From the records below, extract all the text exactly and leave the images behind.

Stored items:
+-------+
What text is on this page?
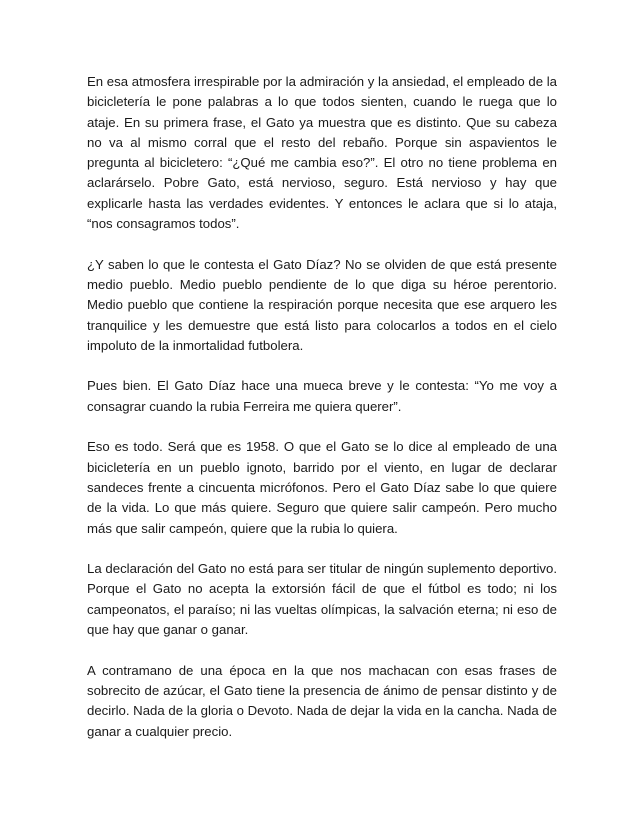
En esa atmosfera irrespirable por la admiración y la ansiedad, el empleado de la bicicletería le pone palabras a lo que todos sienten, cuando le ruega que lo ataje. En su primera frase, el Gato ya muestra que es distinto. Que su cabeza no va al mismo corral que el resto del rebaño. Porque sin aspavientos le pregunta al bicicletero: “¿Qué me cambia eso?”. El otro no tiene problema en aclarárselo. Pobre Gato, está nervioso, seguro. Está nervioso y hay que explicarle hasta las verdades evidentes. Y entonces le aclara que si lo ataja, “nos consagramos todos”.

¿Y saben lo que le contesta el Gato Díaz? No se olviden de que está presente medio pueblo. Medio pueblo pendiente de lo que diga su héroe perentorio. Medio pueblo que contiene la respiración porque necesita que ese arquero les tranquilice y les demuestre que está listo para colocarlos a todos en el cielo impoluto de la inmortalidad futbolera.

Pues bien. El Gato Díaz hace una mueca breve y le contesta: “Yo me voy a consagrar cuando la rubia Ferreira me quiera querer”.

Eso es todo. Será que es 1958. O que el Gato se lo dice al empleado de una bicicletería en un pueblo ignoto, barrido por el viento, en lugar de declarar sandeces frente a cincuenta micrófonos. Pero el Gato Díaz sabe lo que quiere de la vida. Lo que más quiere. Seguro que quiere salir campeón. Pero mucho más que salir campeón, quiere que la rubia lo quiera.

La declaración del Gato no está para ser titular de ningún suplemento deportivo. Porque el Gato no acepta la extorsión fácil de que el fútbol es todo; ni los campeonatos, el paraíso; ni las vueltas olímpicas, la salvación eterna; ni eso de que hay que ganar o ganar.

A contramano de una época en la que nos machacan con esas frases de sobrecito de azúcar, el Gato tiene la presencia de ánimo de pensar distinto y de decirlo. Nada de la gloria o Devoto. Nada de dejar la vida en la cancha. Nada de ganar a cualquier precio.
+-------+
#### Output for this task:
What text is on this page?
En esa atmosfera irrespirable por la admiración y la ansiedad, el empleado de la bicicletería le pone palabras a lo que todos sienten, cuando le ruega que lo ataje. En su primera frase, el Gato ya muestra que es distinto. Que su cabeza no va al mismo corral que el resto del rebaño. Porque sin aspavientos le pregunta al bicicletero: “¿Qué me cambia eso?”. El otro no tiene problema en aclarárselo. Pobre Gato, está nervioso, seguro. Está nervioso y hay que explicarle hasta las verdades evidentes. Y entonces le aclara que si lo ataja, “nos consagramos todos”.

¿Y saben lo que le contesta el Gato Díaz? No se olviden de que está presente medio pueblo. Medio pueblo pendiente de lo que diga su héroe perentorio. Medio pueblo que contiene la respiración porque necesita que ese arquero les tranquilice y les demuestre que está listo para colocarlos a todos en el cielo impoluto de la inmortalidad futbolera.

Pues bien. El Gato Díaz hace una mueca breve y le contesta: “Yo me voy a consagrar cuando la rubia Ferreira me quiera querer”.

Eso es todo. Será que es 1958. O que el Gato se lo dice al empleado de una bicicletería en un pueblo ignoto, barrido por el viento, en lugar de declarar sandeces frente a cincuenta micrófonos. Pero el Gato Díaz sabe lo que quiere de la vida. Lo que más quiere. Seguro que quiere salir campeón. Pero mucho más que salir campeón, quiere que la rubia lo quiera.

La declaración del Gato no está para ser titular de ningún suplemento deportivo. Porque el Gato no acepta la extorsión fácil de que el fútbol es todo; ni los campeonatos, el paraíso; ni las vueltas olímpicas, la salvación eterna; ni eso de que hay que ganar o ganar.

A contramano de una época en la que nos machacan con esas frases de sobrecito de azúcar, el Gato tiene la presencia de ánimo de pensar distinto y de decirlo. Nada de la gloria o Devoto. Nada de dejar la vida en la cancha. Nada de ganar a cualquier precio.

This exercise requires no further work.